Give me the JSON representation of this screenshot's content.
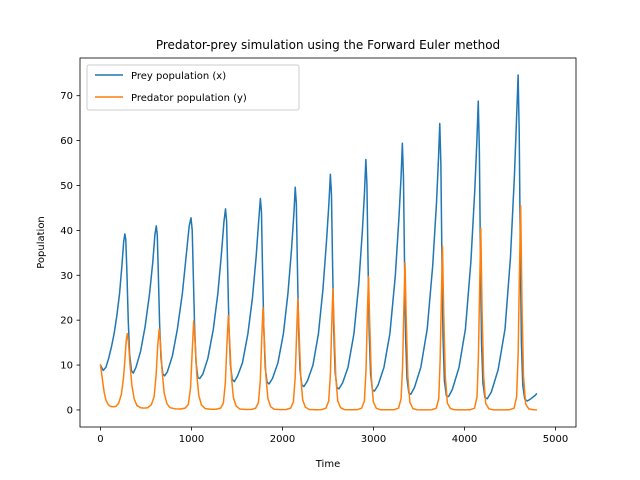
{
  "chart_data": {
    "type": "line",
    "title": "Predator-prey simulation using the Forward Euler method",
    "xlabel": "Time",
    "ylabel": "Population",
    "xlim": [
      -225,
      5225
    ],
    "ylim": [
      -3.8,
      78.4
    ],
    "xticks": [
      0,
      1000,
      2000,
      3000,
      4000,
      5000
    ],
    "yticks": [
      0,
      10,
      20,
      30,
      40,
      50,
      60,
      70
    ],
    "grid": false,
    "legend_position": "top-left",
    "series": [
      {
        "name": "Prey population (x)",
        "color": "#1f77b4",
        "points": [
          [
            0,
            10
          ],
          [
            30,
            8.8
          ],
          [
            60,
            9.5
          ],
          [
            90,
            11.5
          ],
          [
            120,
            14
          ],
          [
            150,
            17
          ],
          [
            180,
            21
          ],
          [
            210,
            26
          ],
          [
            235,
            32
          ],
          [
            255,
            37.5
          ],
          [
            268,
            39.2
          ],
          [
            278,
            38
          ],
          [
            290,
            31
          ],
          [
            305,
            20
          ],
          [
            320,
            12.5
          ],
          [
            340,
            8.8
          ],
          [
            360,
            8.2
          ],
          [
            390,
            9.5
          ],
          [
            440,
            13
          ],
          [
            490,
            18.5
          ],
          [
            540,
            26
          ],
          [
            575,
            33
          ],
          [
            598,
            39
          ],
          [
            613,
            41
          ],
          [
            624,
            39
          ],
          [
            636,
            30
          ],
          [
            650,
            19
          ],
          [
            665,
            11.5
          ],
          [
            685,
            8
          ],
          [
            705,
            7.6
          ],
          [
            735,
            8.5
          ],
          [
            790,
            12
          ],
          [
            845,
            18
          ],
          [
            900,
            26
          ],
          [
            945,
            35
          ],
          [
            975,
            41
          ],
          [
            995,
            42.8
          ],
          [
            1008,
            40
          ],
          [
            1020,
            30
          ],
          [
            1035,
            18
          ],
          [
            1050,
            10.5
          ],
          [
            1070,
            7.2
          ],
          [
            1090,
            7
          ],
          [
            1125,
            8
          ],
          [
            1180,
            11.5
          ],
          [
            1240,
            18
          ],
          [
            1290,
            26
          ],
          [
            1330,
            35
          ],
          [
            1357,
            42
          ],
          [
            1374,
            44.8
          ],
          [
            1386,
            42
          ],
          [
            1398,
            31
          ],
          [
            1412,
            18
          ],
          [
            1428,
            10
          ],
          [
            1448,
            6.8
          ],
          [
            1470,
            6.3
          ],
          [
            1505,
            7.5
          ],
          [
            1560,
            10.5
          ],
          [
            1620,
            17
          ],
          [
            1670,
            25
          ],
          [
            1710,
            34
          ],
          [
            1738,
            42
          ],
          [
            1757,
            47.1
          ],
          [
            1769,
            44
          ],
          [
            1780,
            32
          ],
          [
            1795,
            18
          ],
          [
            1810,
            9.5
          ],
          [
            1830,
            6.2
          ],
          [
            1852,
            5.8
          ],
          [
            1890,
            7
          ],
          [
            1950,
            10.5
          ],
          [
            2010,
            17
          ],
          [
            2060,
            26
          ],
          [
            2100,
            36
          ],
          [
            2126,
            44
          ],
          [
            2140,
            49.6
          ],
          [
            2152,
            46
          ],
          [
            2163,
            33
          ],
          [
            2177,
            18
          ],
          [
            2192,
            9
          ],
          [
            2212,
            5.6
          ],
          [
            2235,
            5.2
          ],
          [
            2275,
            6.5
          ],
          [
            2335,
            10
          ],
          [
            2395,
            17
          ],
          [
            2445,
            27
          ],
          [
            2485,
            38
          ],
          [
            2510,
            46
          ],
          [
            2526,
            52.5
          ],
          [
            2538,
            48
          ],
          [
            2549,
            34
          ],
          [
            2563,
            18
          ],
          [
            2578,
            8.5
          ],
          [
            2598,
            5
          ],
          [
            2620,
            4.7
          ],
          [
            2660,
            6
          ],
          [
            2720,
            9.5
          ],
          [
            2785,
            17
          ],
          [
            2838,
            28
          ],
          [
            2878,
            40
          ],
          [
            2900,
            48
          ],
          [
            2916,
            55.8
          ],
          [
            2928,
            50
          ],
          [
            2939,
            34
          ],
          [
            2953,
            17
          ],
          [
            2968,
            8
          ],
          [
            2988,
            4.5
          ],
          [
            3010,
            4.2
          ],
          [
            3050,
            5.5
          ],
          [
            3115,
            9.5
          ],
          [
            3180,
            17
          ],
          [
            3240,
            30
          ],
          [
            3280,
            43
          ],
          [
            3303,
            52
          ],
          [
            3317,
            59.4
          ],
          [
            3329,
            52
          ],
          [
            3340,
            34
          ],
          [
            3353,
            16
          ],
          [
            3368,
            7
          ],
          [
            3388,
            3.8
          ],
          [
            3410,
            3.5
          ],
          [
            3450,
            5
          ],
          [
            3520,
            9.5
          ],
          [
            3590,
            18
          ],
          [
            3650,
            32
          ],
          [
            3692,
            46
          ],
          [
            3714,
            56
          ],
          [
            3728,
            63.8
          ],
          [
            3740,
            55
          ],
          [
            3751,
            35
          ],
          [
            3764,
            16
          ],
          [
            3779,
            6.5
          ],
          [
            3800,
            3.2
          ],
          [
            3825,
            3
          ],
          [
            3865,
            4.5
          ],
          [
            3940,
            9.5
          ],
          [
            4010,
            18
          ],
          [
            4070,
            33
          ],
          [
            4113,
            49
          ],
          [
            4136,
            60
          ],
          [
            4151,
            68.8
          ],
          [
            4163,
            58
          ],
          [
            4174,
            36
          ],
          [
            4187,
            15
          ],
          [
            4202,
            6
          ],
          [
            4224,
            2.8
          ],
          [
            4250,
            2.5
          ],
          [
            4295,
            4
          ],
          [
            4370,
            9
          ],
          [
            4445,
            18
          ],
          [
            4505,
            34
          ],
          [
            4548,
            52
          ],
          [
            4572,
            65
          ],
          [
            4589,
            74.6
          ],
          [
            4601,
            62
          ],
          [
            4612,
            38
          ],
          [
            4625,
            15
          ],
          [
            4640,
            5.5
          ],
          [
            4662,
            2.4
          ],
          [
            4690,
            2
          ],
          [
            4730,
            2.5
          ],
          [
            4780,
            3.3
          ],
          [
            4790,
            3.6
          ]
        ]
      },
      {
        "name": "Predator population (y)",
        "color": "#ff7f0e",
        "points": [
          [
            0,
            10
          ],
          [
            20,
            7
          ],
          [
            40,
            4
          ],
          [
            60,
            2.2
          ],
          [
            85,
            1.2
          ],
          [
            110,
            0.8
          ],
          [
            140,
            0.7
          ],
          [
            170,
            0.8
          ],
          [
            200,
            1.5
          ],
          [
            230,
            3.5
          ],
          [
            252,
            7
          ],
          [
            268,
            11
          ],
          [
            283,
            15.5
          ],
          [
            295,
            17
          ],
          [
            308,
            15
          ],
          [
            325,
            10
          ],
          [
            345,
            5.5
          ],
          [
            370,
            2.5
          ],
          [
            400,
            1
          ],
          [
            440,
            0.5
          ],
          [
            480,
            0.4
          ],
          [
            520,
            0.5
          ],
          [
            560,
            1.2
          ],
          [
            590,
            3
          ],
          [
            612,
            8
          ],
          [
            628,
            14
          ],
          [
            645,
            18
          ],
          [
            660,
            14.5
          ],
          [
            678,
            8.5
          ],
          [
            700,
            3.8
          ],
          [
            730,
            1.4
          ],
          [
            765,
            0.5
          ],
          [
            820,
            0.25
          ],
          [
            880,
            0.2
          ],
          [
            930,
            0.4
          ],
          [
            965,
            1.2
          ],
          [
            990,
            5
          ],
          [
            1008,
            13
          ],
          [
            1024,
            19.8
          ],
          [
            1040,
            15
          ],
          [
            1058,
            8
          ],
          [
            1080,
            3.2
          ],
          [
            1110,
            1.1
          ],
          [
            1150,
            0.3
          ],
          [
            1210,
            0.15
          ],
          [
            1270,
            0.15
          ],
          [
            1320,
            0.4
          ],
          [
            1350,
            1.5
          ],
          [
            1372,
            6
          ],
          [
            1390,
            15
          ],
          [
            1405,
            21
          ],
          [
            1420,
            15
          ],
          [
            1438,
            7.5
          ],
          [
            1460,
            2.8
          ],
          [
            1490,
            0.9
          ],
          [
            1530,
            0.2
          ],
          [
            1600,
            0.1
          ],
          [
            1660,
            0.12
          ],
          [
            1705,
            0.4
          ],
          [
            1735,
            1.6
          ],
          [
            1756,
            6.5
          ],
          [
            1772,
            16
          ],
          [
            1786,
            22.8
          ],
          [
            1800,
            16
          ],
          [
            1818,
            7.5
          ],
          [
            1840,
            2.5
          ],
          [
            1870,
            0.7
          ],
          [
            1910,
            0.15
          ],
          [
            1980,
            0.08
          ],
          [
            2040,
            0.1
          ],
          [
            2090,
            0.4
          ],
          [
            2120,
            1.8
          ],
          [
            2140,
            7.5
          ],
          [
            2155,
            17
          ],
          [
            2169,
            24.7
          ],
          [
            2183,
            17
          ],
          [
            2200,
            7.5
          ],
          [
            2222,
            2.2
          ],
          [
            2252,
            0.6
          ],
          [
            2295,
            0.1
          ],
          [
            2370,
            0.05
          ],
          [
            2430,
            0.08
          ],
          [
            2478,
            0.4
          ],
          [
            2508,
            2
          ],
          [
            2526,
            8
          ],
          [
            2541,
            19
          ],
          [
            2554,
            27
          ],
          [
            2568,
            18
          ],
          [
            2585,
            7.5
          ],
          [
            2607,
            2
          ],
          [
            2638,
            0.5
          ],
          [
            2680,
            0.08
          ],
          [
            2760,
            0.04
          ],
          [
            2820,
            0.06
          ],
          [
            2870,
            0.4
          ],
          [
            2900,
            2
          ],
          [
            2918,
            9
          ],
          [
            2932,
            21
          ],
          [
            2945,
            29.7
          ],
          [
            2959,
            19
          ],
          [
            2976,
            7.5
          ],
          [
            2998,
            1.8
          ],
          [
            3030,
            0.4
          ],
          [
            3075,
            0.05
          ],
          [
            3160,
            0.03
          ],
          [
            3225,
            0.05
          ],
          [
            3275,
            0.4
          ],
          [
            3303,
            2.5
          ],
          [
            3320,
            10
          ],
          [
            3334,
            23
          ],
          [
            3346,
            32.8
          ],
          [
            3360,
            20
          ],
          [
            3377,
            7.5
          ],
          [
            3400,
            1.7
          ],
          [
            3433,
            0.3
          ],
          [
            3480,
            0.04
          ],
          [
            3570,
            0.02
          ],
          [
            3640,
            0.04
          ],
          [
            3690,
            0.4
          ],
          [
            3717,
            2.5
          ],
          [
            3732,
            11
          ],
          [
            3746,
            25
          ],
          [
            3758,
            36.5
          ],
          [
            3772,
            21
          ],
          [
            3789,
            7.5
          ],
          [
            3812,
            1.5
          ],
          [
            3846,
            0.3
          ],
          [
            3895,
            0.03
          ],
          [
            3990,
            0.02
          ],
          [
            4060,
            0.03
          ],
          [
            4110,
            0.4
          ],
          [
            4138,
            3
          ],
          [
            4153,
            12
          ],
          [
            4167,
            28
          ],
          [
            4179,
            40.5
          ],
          [
            4193,
            22
          ],
          [
            4210,
            7.5
          ],
          [
            4233,
            1.4
          ],
          [
            4268,
            0.25
          ],
          [
            4320,
            0.02
          ],
          [
            4420,
            0.01
          ],
          [
            4490,
            0.03
          ],
          [
            4545,
            0.4
          ],
          [
            4573,
            3
          ],
          [
            4590,
            13
          ],
          [
            4604,
            31
          ],
          [
            4617,
            45.5
          ],
          [
            4631,
            24
          ],
          [
            4648,
            7.5
          ],
          [
            4672,
            1.3
          ],
          [
            4708,
            0.2
          ],
          [
            4760,
            0.05
          ],
          [
            4790,
            0.02
          ]
        ]
      }
    ]
  }
}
=-=-=
### DIRECTIVE
From the data, list each line in which the string "name" appears.

### COMPLETED EXERCISE
        "name": "Prey population (x)",
        "name": "Predator population (y)",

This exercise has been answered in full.